What this task involves
All of the records below should be output exactly.

++++ Supplied material

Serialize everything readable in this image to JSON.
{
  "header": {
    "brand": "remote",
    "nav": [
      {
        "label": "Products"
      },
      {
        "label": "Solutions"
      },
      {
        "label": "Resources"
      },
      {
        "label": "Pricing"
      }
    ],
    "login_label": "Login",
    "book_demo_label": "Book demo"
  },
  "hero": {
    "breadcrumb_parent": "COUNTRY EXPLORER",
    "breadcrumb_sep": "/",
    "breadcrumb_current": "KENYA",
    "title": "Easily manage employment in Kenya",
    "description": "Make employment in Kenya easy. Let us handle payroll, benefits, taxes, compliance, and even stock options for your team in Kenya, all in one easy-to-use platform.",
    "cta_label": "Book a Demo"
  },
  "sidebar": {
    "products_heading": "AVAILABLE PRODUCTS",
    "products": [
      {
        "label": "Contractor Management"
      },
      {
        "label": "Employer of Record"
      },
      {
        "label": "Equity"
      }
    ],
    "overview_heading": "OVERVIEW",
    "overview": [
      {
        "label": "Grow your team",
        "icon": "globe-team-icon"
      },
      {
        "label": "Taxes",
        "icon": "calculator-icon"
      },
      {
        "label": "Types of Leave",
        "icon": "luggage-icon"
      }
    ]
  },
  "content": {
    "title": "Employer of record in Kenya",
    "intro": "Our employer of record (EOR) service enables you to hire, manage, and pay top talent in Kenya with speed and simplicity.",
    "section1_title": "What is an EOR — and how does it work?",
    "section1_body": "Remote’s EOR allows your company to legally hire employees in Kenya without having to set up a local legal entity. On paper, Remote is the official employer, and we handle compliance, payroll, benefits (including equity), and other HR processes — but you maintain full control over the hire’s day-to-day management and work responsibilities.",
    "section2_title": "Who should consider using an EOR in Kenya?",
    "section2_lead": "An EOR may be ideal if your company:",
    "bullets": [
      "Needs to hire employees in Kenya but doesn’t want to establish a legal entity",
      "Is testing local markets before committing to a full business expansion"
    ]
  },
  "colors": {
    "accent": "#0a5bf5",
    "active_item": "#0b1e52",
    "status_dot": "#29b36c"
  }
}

++++++++

Response below
Serialize everything readable in this image to JSON.
{
  "header": {
    "brand": "remote",
    "nav": [
      {
        "label": "Products"
      },
      {
        "label": "Solutions"
      },
      {
        "label": "Resources"
      },
      {
        "label": "Pricing"
      }
    ],
    "login_label": "Login",
    "book_demo_label": "Book demo"
  },
  "hero": {
    "breadcrumb_parent": "COUNTRY EXPLORER",
    "breadcrumb_sep": "/",
    "breadcrumb_current": "KENYA",
    "title": "Easily manage employment in Kenya",
    "description": "Make employment in Kenya easy. Let us handle payroll, benefits, taxes, compliance, and even stock options for your team in Kenya, all in one easy-to-use platform.",
    "cta_label": "Book a Demo"
  },
  "sidebar": {
    "products_heading": "AVAILABLE PRODUCTS",
    "products": [
      {
        "label": "Contractor Management"
      },
      {
        "label": "Employer of Record"
      },
      {
        "label": "Equity"
      }
    ],
    "overview_heading": "OVERVIEW",
    "overview": [
      {
        "label": "Grow your team",
        "icon": "globe-team-icon"
      },
      {
        "label": "Taxes",
        "icon": "calculator-icon"
      },
      {
        "label": "Types of Leave",
        "icon": "luggage-icon"
      }
    ]
  },
  "content": {
    "title": "Employer of record in Kenya",
    "intro": "Our employer of record (EOR) service enables you to hire, manage, and pay top talent in Kenya with speed and simplicity.",
    "section1_title": "What is an EOR — and how does it work?",
    "section1_body": "Remote’s EOR allows your company to legally hire employees in Kenya without having to set up a local legal entity. On paper, Remote is the official employer, and we handle compliance, payroll, benefits (including equity), and other HR processes — but you maintain full control over the hire’s day-to-day management and work responsibilities.",
    "section2_title": "Who should consider using an EOR in Kenya?",
    "section2_lead": "An EOR may be ideal if your company:",
    "bullets": [
      "Needs to hire employees in Kenya but doesn’t want to establish a legal entity",
      "Is testing local markets before committing to a full business expansion"
    ]
  },
  "colors": {
    "accent": "#0a5bf5",
    "active_item": "#0b1e52",
    "status_dot": "#29b36c"
  }
}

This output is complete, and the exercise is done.